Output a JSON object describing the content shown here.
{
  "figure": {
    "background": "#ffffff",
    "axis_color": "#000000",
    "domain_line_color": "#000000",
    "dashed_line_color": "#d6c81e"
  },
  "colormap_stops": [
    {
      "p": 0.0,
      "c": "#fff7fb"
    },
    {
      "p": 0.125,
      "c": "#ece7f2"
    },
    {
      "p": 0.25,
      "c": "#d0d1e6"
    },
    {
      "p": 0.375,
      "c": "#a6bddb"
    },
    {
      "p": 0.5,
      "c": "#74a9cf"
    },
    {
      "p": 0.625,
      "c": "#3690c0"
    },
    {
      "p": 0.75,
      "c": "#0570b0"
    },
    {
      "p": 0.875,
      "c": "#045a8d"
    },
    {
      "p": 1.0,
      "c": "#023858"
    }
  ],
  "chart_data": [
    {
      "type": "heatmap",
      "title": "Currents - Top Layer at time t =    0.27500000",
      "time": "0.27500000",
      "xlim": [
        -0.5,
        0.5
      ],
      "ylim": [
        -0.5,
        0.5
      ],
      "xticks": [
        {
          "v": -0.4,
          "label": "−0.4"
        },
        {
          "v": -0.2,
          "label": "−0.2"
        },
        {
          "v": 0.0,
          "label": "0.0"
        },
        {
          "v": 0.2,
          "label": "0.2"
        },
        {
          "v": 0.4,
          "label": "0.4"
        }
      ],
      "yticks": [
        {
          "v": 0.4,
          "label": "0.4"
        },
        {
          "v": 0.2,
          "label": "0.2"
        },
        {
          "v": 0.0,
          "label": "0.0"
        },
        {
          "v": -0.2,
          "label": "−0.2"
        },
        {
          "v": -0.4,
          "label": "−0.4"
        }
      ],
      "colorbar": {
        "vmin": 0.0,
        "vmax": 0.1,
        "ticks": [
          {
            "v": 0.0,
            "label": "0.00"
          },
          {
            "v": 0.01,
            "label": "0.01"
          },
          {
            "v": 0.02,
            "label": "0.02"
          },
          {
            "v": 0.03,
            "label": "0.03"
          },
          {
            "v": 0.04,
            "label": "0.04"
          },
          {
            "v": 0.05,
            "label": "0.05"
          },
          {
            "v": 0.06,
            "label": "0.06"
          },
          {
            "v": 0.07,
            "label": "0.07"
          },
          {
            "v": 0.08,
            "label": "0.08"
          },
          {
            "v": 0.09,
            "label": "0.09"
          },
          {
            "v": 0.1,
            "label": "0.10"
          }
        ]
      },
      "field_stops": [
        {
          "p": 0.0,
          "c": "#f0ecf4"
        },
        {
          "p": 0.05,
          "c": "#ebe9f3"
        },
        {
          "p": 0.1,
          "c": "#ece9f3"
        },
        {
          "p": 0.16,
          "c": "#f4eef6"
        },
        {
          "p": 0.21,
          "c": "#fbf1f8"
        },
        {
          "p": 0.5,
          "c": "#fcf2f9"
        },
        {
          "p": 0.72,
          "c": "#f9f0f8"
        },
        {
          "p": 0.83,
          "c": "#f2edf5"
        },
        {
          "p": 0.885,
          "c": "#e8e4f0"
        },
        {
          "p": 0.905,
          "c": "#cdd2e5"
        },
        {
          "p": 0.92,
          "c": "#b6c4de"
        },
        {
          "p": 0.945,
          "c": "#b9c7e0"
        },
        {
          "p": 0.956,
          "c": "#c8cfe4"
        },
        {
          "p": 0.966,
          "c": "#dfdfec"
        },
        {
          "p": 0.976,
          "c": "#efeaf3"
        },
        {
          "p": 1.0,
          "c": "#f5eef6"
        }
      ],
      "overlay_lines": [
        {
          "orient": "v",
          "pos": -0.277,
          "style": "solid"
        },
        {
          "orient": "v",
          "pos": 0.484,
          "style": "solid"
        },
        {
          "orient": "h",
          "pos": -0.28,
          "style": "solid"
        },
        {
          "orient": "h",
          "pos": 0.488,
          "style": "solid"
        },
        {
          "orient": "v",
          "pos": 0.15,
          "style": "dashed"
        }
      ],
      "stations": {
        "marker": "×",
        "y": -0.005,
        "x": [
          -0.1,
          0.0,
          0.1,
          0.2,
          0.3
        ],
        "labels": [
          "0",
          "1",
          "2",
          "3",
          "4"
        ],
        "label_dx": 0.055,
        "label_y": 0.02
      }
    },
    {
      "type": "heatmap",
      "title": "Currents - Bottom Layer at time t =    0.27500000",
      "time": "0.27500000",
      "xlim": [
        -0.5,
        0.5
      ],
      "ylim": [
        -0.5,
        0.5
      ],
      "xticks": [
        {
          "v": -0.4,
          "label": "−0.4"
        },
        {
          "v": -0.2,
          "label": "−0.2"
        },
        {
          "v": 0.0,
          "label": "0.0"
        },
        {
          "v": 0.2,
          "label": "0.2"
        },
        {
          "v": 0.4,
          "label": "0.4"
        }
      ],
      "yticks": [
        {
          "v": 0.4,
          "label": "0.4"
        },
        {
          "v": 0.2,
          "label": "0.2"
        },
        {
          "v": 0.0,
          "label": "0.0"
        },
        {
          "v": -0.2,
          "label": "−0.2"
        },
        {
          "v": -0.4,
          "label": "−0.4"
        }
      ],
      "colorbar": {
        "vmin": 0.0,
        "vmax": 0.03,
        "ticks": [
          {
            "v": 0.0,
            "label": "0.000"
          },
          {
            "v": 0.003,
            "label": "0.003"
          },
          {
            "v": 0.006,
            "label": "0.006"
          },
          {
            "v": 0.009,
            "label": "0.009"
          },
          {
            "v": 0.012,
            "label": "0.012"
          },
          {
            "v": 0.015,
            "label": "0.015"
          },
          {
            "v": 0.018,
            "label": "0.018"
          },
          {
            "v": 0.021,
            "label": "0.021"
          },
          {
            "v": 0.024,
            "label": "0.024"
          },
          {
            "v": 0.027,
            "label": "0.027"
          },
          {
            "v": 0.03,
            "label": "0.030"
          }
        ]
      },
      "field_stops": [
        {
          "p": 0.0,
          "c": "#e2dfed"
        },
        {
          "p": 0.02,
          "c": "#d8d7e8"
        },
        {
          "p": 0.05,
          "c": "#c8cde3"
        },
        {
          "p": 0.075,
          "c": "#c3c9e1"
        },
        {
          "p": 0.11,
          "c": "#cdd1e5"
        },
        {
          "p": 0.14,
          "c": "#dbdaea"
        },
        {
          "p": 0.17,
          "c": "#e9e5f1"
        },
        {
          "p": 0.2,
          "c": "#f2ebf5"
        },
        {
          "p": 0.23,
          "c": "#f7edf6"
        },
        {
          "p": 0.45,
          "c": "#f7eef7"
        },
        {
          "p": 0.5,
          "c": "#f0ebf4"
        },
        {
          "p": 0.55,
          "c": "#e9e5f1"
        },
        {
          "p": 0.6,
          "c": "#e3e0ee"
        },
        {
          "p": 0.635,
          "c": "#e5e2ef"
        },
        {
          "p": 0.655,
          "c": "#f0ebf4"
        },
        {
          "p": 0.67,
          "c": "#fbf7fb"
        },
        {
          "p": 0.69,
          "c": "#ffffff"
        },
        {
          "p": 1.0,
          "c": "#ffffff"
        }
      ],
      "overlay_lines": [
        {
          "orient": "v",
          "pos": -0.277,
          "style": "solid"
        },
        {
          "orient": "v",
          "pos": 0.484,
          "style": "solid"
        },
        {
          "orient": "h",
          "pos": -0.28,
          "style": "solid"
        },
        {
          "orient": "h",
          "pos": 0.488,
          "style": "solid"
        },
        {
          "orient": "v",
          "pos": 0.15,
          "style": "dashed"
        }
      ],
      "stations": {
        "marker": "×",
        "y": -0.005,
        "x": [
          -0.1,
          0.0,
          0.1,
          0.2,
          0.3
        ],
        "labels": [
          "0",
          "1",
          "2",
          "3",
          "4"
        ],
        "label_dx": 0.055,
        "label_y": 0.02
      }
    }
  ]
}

• • • •

### Written request
Give the listing above again, word for word.

### The reply
Output a JSON object describing the content shown here.
{
  "figure": {
    "background": "#ffffff",
    "axis_color": "#000000",
    "domain_line_color": "#000000",
    "dashed_line_color": "#d6c81e"
  },
  "colormap_stops": [
    {
      "p": 0.0,
      "c": "#fff7fb"
    },
    {
      "p": 0.125,
      "c": "#ece7f2"
    },
    {
      "p": 0.25,
      "c": "#d0d1e6"
    },
    {
      "p": 0.375,
      "c": "#a6bddb"
    },
    {
      "p": 0.5,
      "c": "#74a9cf"
    },
    {
      "p": 0.625,
      "c": "#3690c0"
    },
    {
      "p": 0.75,
      "c": "#0570b0"
    },
    {
      "p": 0.875,
      "c": "#045a8d"
    },
    {
      "p": 1.0,
      "c": "#023858"
    }
  ],
  "chart_data": [
    {
      "type": "heatmap",
      "title": "Currents - Top Layer at time t =    0.27500000",
      "time": "0.27500000",
      "xlim": [
        -0.5,
        0.5
      ],
      "ylim": [
        -0.5,
        0.5
      ],
      "xticks": [
        {
          "v": -0.4,
          "label": "−0.4"
        },
        {
          "v": -0.2,
          "label": "−0.2"
        },
        {
          "v": 0.0,
          "label": "0.0"
        },
        {
          "v": 0.2,
          "label": "0.2"
        },
        {
          "v": 0.4,
          "label": "0.4"
        }
      ],
      "yticks": [
        {
          "v": 0.4,
          "label": "0.4"
        },
        {
          "v": 0.2,
          "label": "0.2"
        },
        {
          "v": 0.0,
          "label": "0.0"
        },
        {
          "v": -0.2,
          "label": "−0.2"
        },
        {
          "v": -0.4,
          "label": "−0.4"
        }
      ],
      "colorbar": {
        "vmin": 0.0,
        "vmax": 0.1,
        "ticks": [
          {
            "v": 0.0,
            "label": "0.00"
          },
          {
            "v": 0.01,
            "label": "0.01"
          },
          {
            "v": 0.02,
            "label": "0.02"
          },
          {
            "v": 0.03,
            "label": "0.03"
          },
          {
            "v": 0.04,
            "label": "0.04"
          },
          {
            "v": 0.05,
            "label": "0.05"
          },
          {
            "v": 0.06,
            "label": "0.06"
          },
          {
            "v": 0.07,
            "label": "0.07"
          },
          {
            "v": 0.08,
            "label": "0.08"
          },
          {
            "v": 0.09,
            "label": "0.09"
          },
          {
            "v": 0.1,
            "label": "0.10"
          }
        ]
      },
      "field_stops": [
        {
          "p": 0.0,
          "c": "#f0ecf4"
        },
        {
          "p": 0.05,
          "c": "#ebe9f3"
        },
        {
          "p": 0.1,
          "c": "#ece9f3"
        },
        {
          "p": 0.16,
          "c": "#f4eef6"
        },
        {
          "p": 0.21,
          "c": "#fbf1f8"
        },
        {
          "p": 0.5,
          "c": "#fcf2f9"
        },
        {
          "p": 0.72,
          "c": "#f9f0f8"
        },
        {
          "p": 0.83,
          "c": "#f2edf5"
        },
        {
          "p": 0.885,
          "c": "#e8e4f0"
        },
        {
          "p": 0.905,
          "c": "#cdd2e5"
        },
        {
          "p": 0.92,
          "c": "#b6c4de"
        },
        {
          "p": 0.945,
          "c": "#b9c7e0"
        },
        {
          "p": 0.956,
          "c": "#c8cfe4"
        },
        {
          "p": 0.966,
          "c": "#dfdfec"
        },
        {
          "p": 0.976,
          "c": "#efeaf3"
        },
        {
          "p": 1.0,
          "c": "#f5eef6"
        }
      ],
      "overlay_lines": [
        {
          "orient": "v",
          "pos": -0.277,
          "style": "solid"
        },
        {
          "orient": "v",
          "pos": 0.484,
          "style": "solid"
        },
        {
          "orient": "h",
          "pos": -0.28,
          "style": "solid"
        },
        {
          "orient": "h",
          "pos": 0.488,
          "style": "solid"
        },
        {
          "orient": "v",
          "pos": 0.15,
          "style": "dashed"
        }
      ],
      "stations": {
        "marker": "×",
        "y": -0.005,
        "x": [
          -0.1,
          0.0,
          0.1,
          0.2,
          0.3
        ],
        "labels": [
          "0",
          "1",
          "2",
          "3",
          "4"
        ],
        "label_dx": 0.055,
        "label_y": 0.02
      }
    },
    {
      "type": "heatmap",
      "title": "Currents - Bottom Layer at time t =    0.27500000",
      "time": "0.27500000",
      "xlim": [
        -0.5,
        0.5
      ],
      "ylim": [
        -0.5,
        0.5
      ],
      "xticks": [
        {
          "v": -0.4,
          "label": "−0.4"
        },
        {
          "v": -0.2,
          "label": "−0.2"
        },
        {
          "v": 0.0,
          "label": "0.0"
        },
        {
          "v": 0.2,
          "label": "0.2"
        },
        {
          "v": 0.4,
          "label": "0.4"
        }
      ],
      "yticks": [
        {
          "v": 0.4,
          "label": "0.4"
        },
        {
          "v": 0.2,
          "label": "0.2"
        },
        {
          "v": 0.0,
          "label": "0.0"
        },
        {
          "v": -0.2,
          "label": "−0.2"
        },
        {
          "v": -0.4,
          "label": "−0.4"
        }
      ],
      "colorbar": {
        "vmin": 0.0,
        "vmax": 0.03,
        "ticks": [
          {
            "v": 0.0,
            "label": "0.000"
          },
          {
            "v": 0.003,
            "label": "0.003"
          },
          {
            "v": 0.006,
            "label": "0.006"
          },
          {
            "v": 0.009,
            "label": "0.009"
          },
          {
            "v": 0.012,
            "label": "0.012"
          },
          {
            "v": 0.015,
            "label": "0.015"
          },
          {
            "v": 0.018,
            "label": "0.018"
          },
          {
            "v": 0.021,
            "label": "0.021"
          },
          {
            "v": 0.024,
            "label": "0.024"
          },
          {
            "v": 0.027,
            "label": "0.027"
          },
          {
            "v": 0.03,
            "label": "0.030"
          }
        ]
      },
      "field_stops": [
        {
          "p": 0.0,
          "c": "#e2dfed"
        },
        {
          "p": 0.02,
          "c": "#d8d7e8"
        },
        {
          "p": 0.05,
          "c": "#c8cde3"
        },
        {
          "p": 0.075,
          "c": "#c3c9e1"
        },
        {
          "p": 0.11,
          "c": "#cdd1e5"
        },
        {
          "p": 0.14,
          "c": "#dbdaea"
        },
        {
          "p": 0.17,
          "c": "#e9e5f1"
        },
        {
          "p": 0.2,
          "c": "#f2ebf5"
        },
        {
          "p": 0.23,
          "c": "#f7edf6"
        },
        {
          "p": 0.45,
          "c": "#f7eef7"
        },
        {
          "p": 0.5,
          "c": "#f0ebf4"
        },
        {
          "p": 0.55,
          "c": "#e9e5f1"
        },
        {
          "p": 0.6,
          "c": "#e3e0ee"
        },
        {
          "p": 0.635,
          "c": "#e5e2ef"
        },
        {
          "p": 0.655,
          "c": "#f0ebf4"
        },
        {
          "p": 0.67,
          "c": "#fbf7fb"
        },
        {
          "p": 0.69,
          "c": "#ffffff"
        },
        {
          "p": 1.0,
          "c": "#ffffff"
        }
      ],
      "overlay_lines": [
        {
          "orient": "v",
          "pos": -0.277,
          "style": "solid"
        },
        {
          "orient": "v",
          "pos": 0.484,
          "style": "solid"
        },
        {
          "orient": "h",
          "pos": -0.28,
          "style": "solid"
        },
        {
          "orient": "h",
          "pos": 0.488,
          "style": "solid"
        },
        {
          "orient": "v",
          "pos": 0.15,
          "style": "dashed"
        }
      ],
      "stations": {
        "marker": "×",
        "y": -0.005,
        "x": [
          -0.1,
          0.0,
          0.1,
          0.2,
          0.3
        ],
        "labels": [
          "0",
          "1",
          "2",
          "3",
          "4"
        ],
        "label_dx": 0.055,
        "label_y": 0.02
      }
    }
  ]
}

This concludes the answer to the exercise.